Short exercise ▸ Gather every line from the entries below that includes "values".
========
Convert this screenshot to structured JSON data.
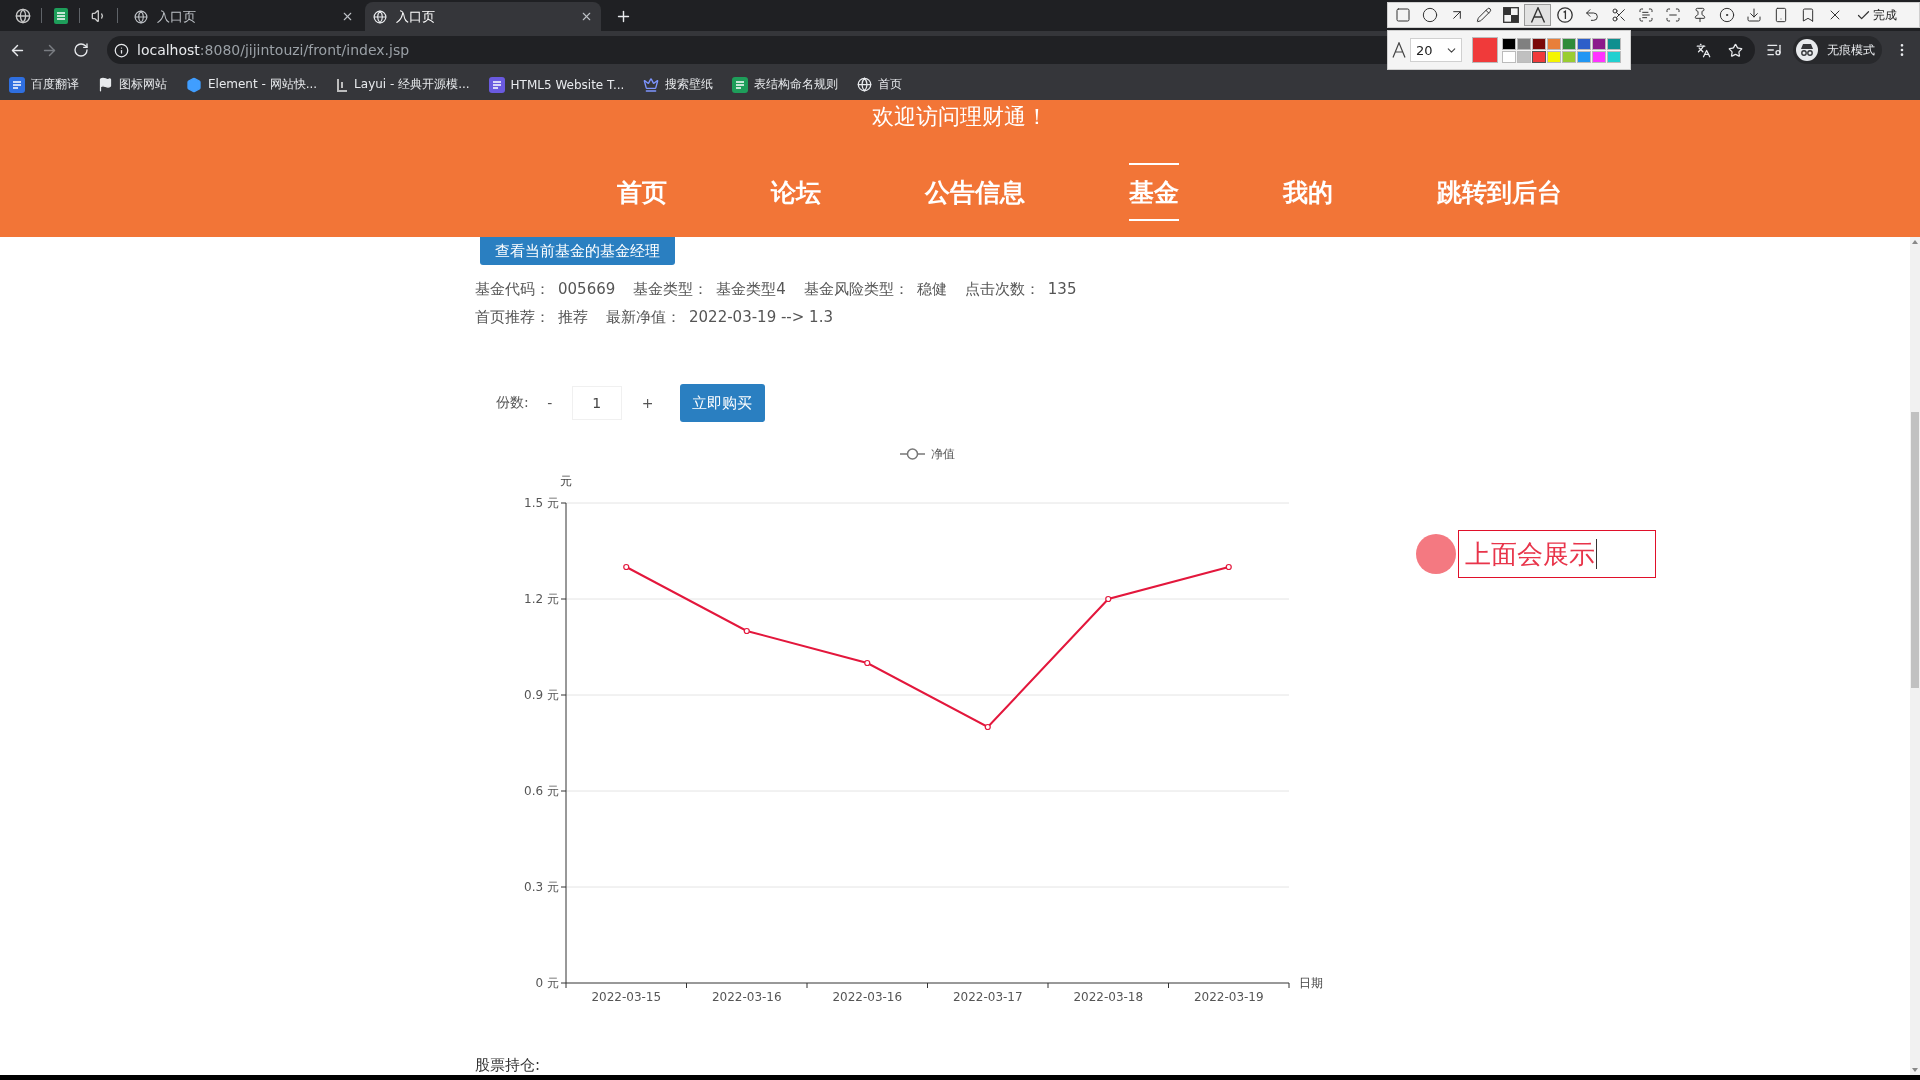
{
  "browser": {
    "tabs": [
      {
        "title": "入口页",
        "selected": false
      },
      {
        "title": "入口页",
        "selected": true
      }
    ],
    "address": {
      "host": "localhost",
      "path": ":8080/jijintouzi/front/index.jsp"
    },
    "profile_label": "无痕模式",
    "bookmarks": [
      {
        "label": "百度翻译",
        "kind": "tile",
        "color": "#2f6fe0"
      },
      {
        "label": "图标网站",
        "kind": "flag"
      },
      {
        "label": "Element - 网站快...",
        "kind": "hexagon"
      },
      {
        "label": "Layui - 经典开源模...",
        "kind": "mark"
      },
      {
        "label": "HTML5 Website T...",
        "kind": "tile",
        "color": "#6a5ae0"
      },
      {
        "label": "搜索壁纸",
        "kind": "crown"
      },
      {
        "label": "表结构命名规则",
        "kind": "tile",
        "color": "#1e9e5a"
      },
      {
        "label": "首页",
        "kind": "globe"
      }
    ]
  },
  "capture_toolbar": {
    "tools": [
      {
        "kind": "rectangle",
        "selected": false
      },
      {
        "kind": "ellipse",
        "selected": false
      },
      {
        "kind": "arrow",
        "selected": false
      },
      {
        "kind": "pencil",
        "selected": false
      },
      {
        "kind": "mosaic",
        "selected": false
      },
      {
        "kind": "text",
        "selected": true
      },
      {
        "kind": "number",
        "selected": false
      }
    ],
    "actions": [
      {
        "kind": "undo"
      },
      {
        "kind": "cut"
      },
      {
        "kind": "ocr"
      },
      {
        "kind": "scan"
      },
      {
        "kind": "pin"
      },
      {
        "kind": "record"
      },
      {
        "kind": "download"
      },
      {
        "kind": "phone"
      },
      {
        "kind": "bookmark"
      },
      {
        "kind": "close"
      }
    ],
    "done_label": "完成",
    "font_size": "20",
    "palette": [
      {
        "color": "#000000",
        "selected": false
      },
      {
        "color": "#808080",
        "selected": false
      },
      {
        "color": "#7a0a0a",
        "selected": false
      },
      {
        "color": "#e87f3a",
        "selected": false
      },
      {
        "color": "#2e8b3a",
        "selected": false
      },
      {
        "color": "#2d5ec9",
        "selected": false
      },
      {
        "color": "#8b1a8b",
        "selected": false
      },
      {
        "color": "#0f8f8f",
        "selected": false
      },
      {
        "color": "#ffffff",
        "selected": false
      },
      {
        "color": "#c0c0c0",
        "selected": false
      },
      {
        "color": "#f03a3a",
        "selected": true
      },
      {
        "color": "#f5f500",
        "selected": false
      },
      {
        "color": "#9acd32",
        "selected": false
      },
      {
        "color": "#2196f3",
        "selected": false
      },
      {
        "color": "#ff33ff",
        "selected": false
      },
      {
        "color": "#20d0d0",
        "selected": false
      }
    ]
  },
  "site_header": {
    "title": "欢迎访问理财通！",
    "nav": [
      {
        "label": "首页",
        "selected": false
      },
      {
        "label": "论坛",
        "selected": false
      },
      {
        "label": "公告信息",
        "selected": false
      },
      {
        "label": "基金",
        "selected": true
      },
      {
        "label": "我的",
        "selected": false
      },
      {
        "label": "跳转到后台",
        "selected": false
      }
    ]
  },
  "manager_button": "查看当前基金的基金经理",
  "fund_info": [
    {
      "fields": [
        {
          "label": "基金代码：",
          "value": "005669"
        },
        {
          "label": "基金类型：",
          "value": "基金类型4"
        },
        {
          "label": "基金风险类型：",
          "value": "稳健"
        },
        {
          "label": "点击次数：",
          "value": "135"
        }
      ]
    },
    {
      "fields": [
        {
          "label": "首页推荐：",
          "value": "推荐"
        },
        {
          "label": "最新净值：",
          "value": "2022-03-19 --> 1.3"
        }
      ]
    }
  ],
  "purchase": {
    "label": "份数:",
    "decrement": "-",
    "quantity": "1",
    "increment": "+",
    "buy_button": "立即购买"
  },
  "chart": {
    "chart_data": {
      "type": "line",
      "grid": true,
      "xlabel": "日期",
      "ylabel": "元",
      "categories": [
        "2022-03-15",
        "2022-03-16",
        "2022-03-16",
        "2022-03-17",
        "2022-03-18",
        "2022-03-19"
      ],
      "series": [
        {
          "name": "净值",
          "color": "#e3173c",
          "marker": "circle",
          "values": [
            1.3,
            1.1,
            1.0,
            0.8,
            1.2,
            1.3
          ]
        }
      ],
      "ylim": [
        0,
        1.5
      ],
      "yticks": [
        {
          "value": 0,
          "label": "0 元"
        },
        {
          "value": 0.3,
          "label": "0.3 元"
        },
        {
          "value": 0.6,
          "label": "0.6 元"
        },
        {
          "value": 0.9,
          "label": "0.9 元"
        },
        {
          "value": 1.2,
          "label": "1.2 元"
        },
        {
          "value": 1.5,
          "label": "1.5 元"
        }
      ]
    }
  },
  "holdings_heading": "股票持仓:",
  "screen_annotation": {
    "text": "上面会展示"
  }
}
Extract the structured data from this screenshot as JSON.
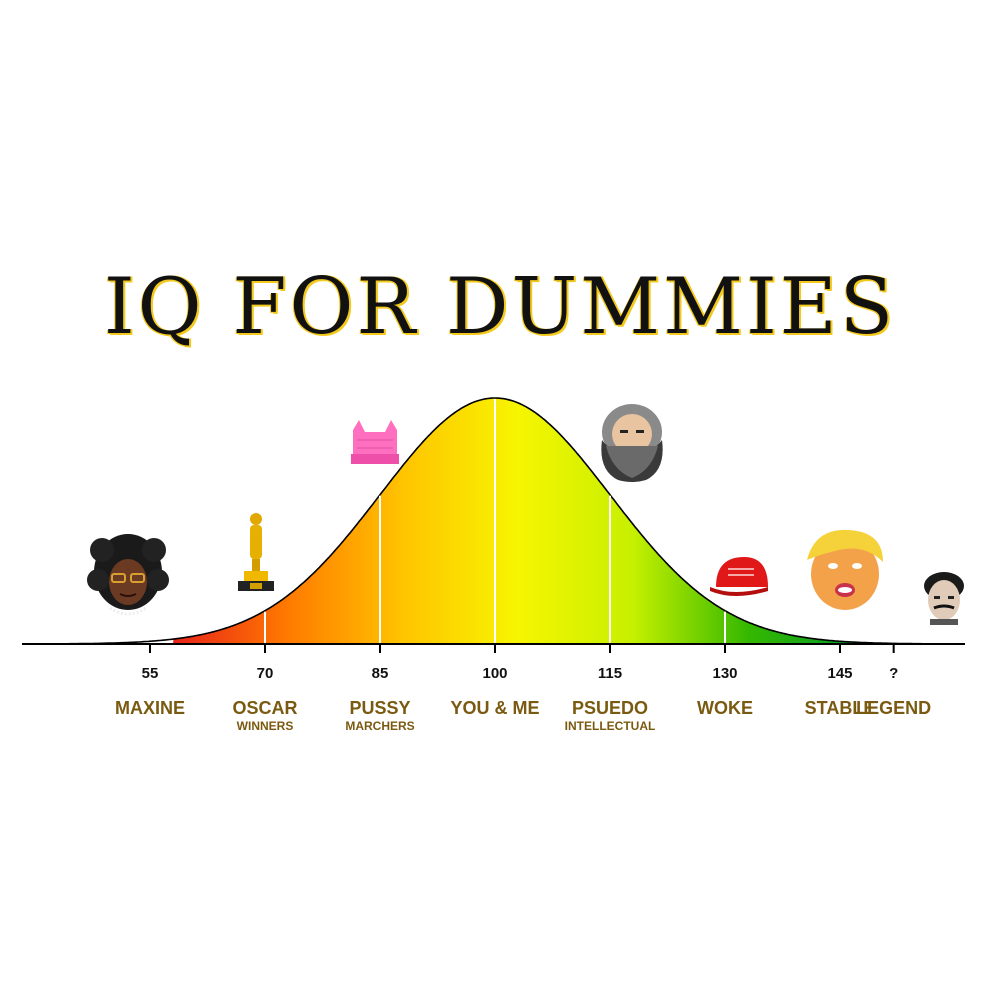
{
  "title": "IQ FOR DUMMIES",
  "chart_data": {
    "type": "area",
    "title": "IQ FOR DUMMIES",
    "distribution": {
      "mean": 100,
      "sd": 15
    },
    "xlim": [
      40,
      155
    ],
    "ticks": [
      {
        "x": 55,
        "label": "55",
        "category": "MAXINE",
        "sub": ""
      },
      {
        "x": 70,
        "label": "70",
        "category": "OSCAR",
        "sub": "WINNERS"
      },
      {
        "x": 85,
        "label": "85",
        "category": "PUSSY",
        "sub": "MARCHERS"
      },
      {
        "x": 100,
        "label": "100",
        "category": "YOU & ME",
        "sub": ""
      },
      {
        "x": 115,
        "label": "115",
        "category": "PSUEDO",
        "sub": "INTELLECTUAL"
      },
      {
        "x": 130,
        "label": "130",
        "category": "WOKE",
        "sub": ""
      },
      {
        "x": 145,
        "label": "145",
        "category": "STABLE",
        "sub": ""
      },
      {
        "x": 152,
        "label": "?",
        "category": "LEGEND",
        "sub": ""
      }
    ],
    "gradient_colors": [
      "#e8231a",
      "#ff7a00",
      "#ffc400",
      "#f7f500",
      "#c6f000",
      "#35b800",
      "#009a2a"
    ],
    "icons": [
      "caricature-woman-icon",
      "oscar-statuette-icon",
      "pink-hat-icon",
      "bearded-man-icon",
      "red-cap-icon",
      "caricature-man-icon",
      "mustache-man-icon"
    ]
  }
}
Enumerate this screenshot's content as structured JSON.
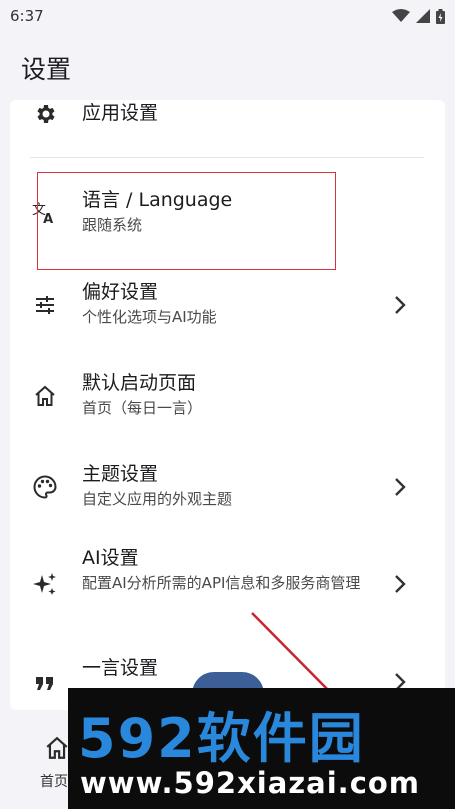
{
  "status_bar": {
    "time": "6:37"
  },
  "app_bar": {
    "title": "设置"
  },
  "settings": {
    "app_settings": {
      "title": "应用设置"
    },
    "language": {
      "title": "语言 / Language",
      "subtitle": "跟随系统"
    },
    "preferences": {
      "title": "偏好设置",
      "subtitle": "个性化选项与AI功能"
    },
    "default_page": {
      "title": "默认启动页面",
      "subtitle": "首页（每日一言）"
    },
    "theme": {
      "title": "主题设置",
      "subtitle": "自定义应用的外观主题"
    },
    "ai": {
      "title": "AI设置",
      "subtitle": "配置AI分析所需的API信息和多服务商管理"
    },
    "hitokoto": {
      "title": "一言设置"
    }
  },
  "bottom_nav": {
    "home_label": "首页"
  },
  "watermark": {
    "brand": "592软件园",
    "url": "www.592xiazai.com"
  },
  "colors": {
    "accent": "#3b5f96",
    "highlight": "#d9333e",
    "watermark_blue": "#2a88dc"
  }
}
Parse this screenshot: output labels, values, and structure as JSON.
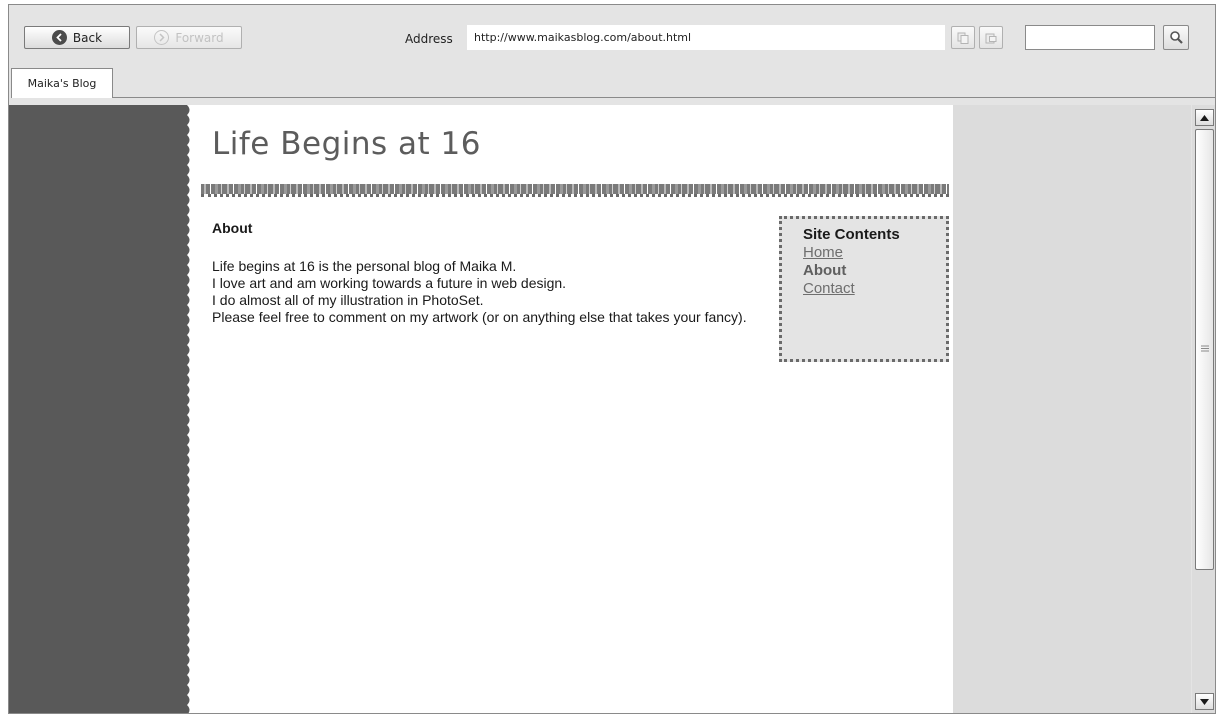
{
  "browser": {
    "back_label": "Back",
    "forward_label": "Forward",
    "address_label": "Address",
    "address_value": "http://www.maikasblog.com/about.html",
    "search_value": "",
    "tab_label": "Maika's Blog"
  },
  "page": {
    "title": "Life Begins at 16",
    "section_heading": "About",
    "paragraph_lines": [
      "Life begins at 16 is the personal blog of Maika M.",
      "I love art and am working towards a future in web design.",
      "I do almost all of my illustration in PhotoSet.",
      "Please feel free to comment on my artwork (or on anything else that takes your fancy)."
    ],
    "site_contents": {
      "heading": "Site Contents",
      "home_link": "Home",
      "current_page": "About",
      "contact_link": "Contact"
    }
  },
  "colors": {
    "left_gutter": "#595959",
    "page_background": "#ffffff",
    "chrome_background": "#e4e4e4",
    "link_gray": "#6e6e6e"
  },
  "icons": {
    "back": "circle-left-arrow-icon",
    "forward": "circle-right-arrow-icon",
    "copy": "copy-icon",
    "paste": "paste-icon",
    "search": "magnifier-icon",
    "scroll_up": "arrow-up-icon",
    "scroll_down": "arrow-down-icon"
  }
}
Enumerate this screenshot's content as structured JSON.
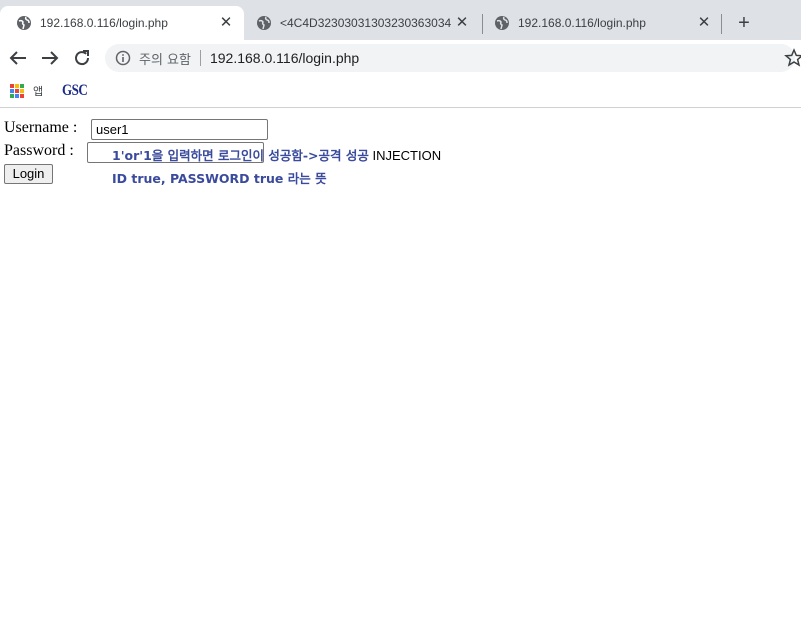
========
Task solution ▸
          "values": [
Parse this screenshot: output labels, values, and structure as JSON.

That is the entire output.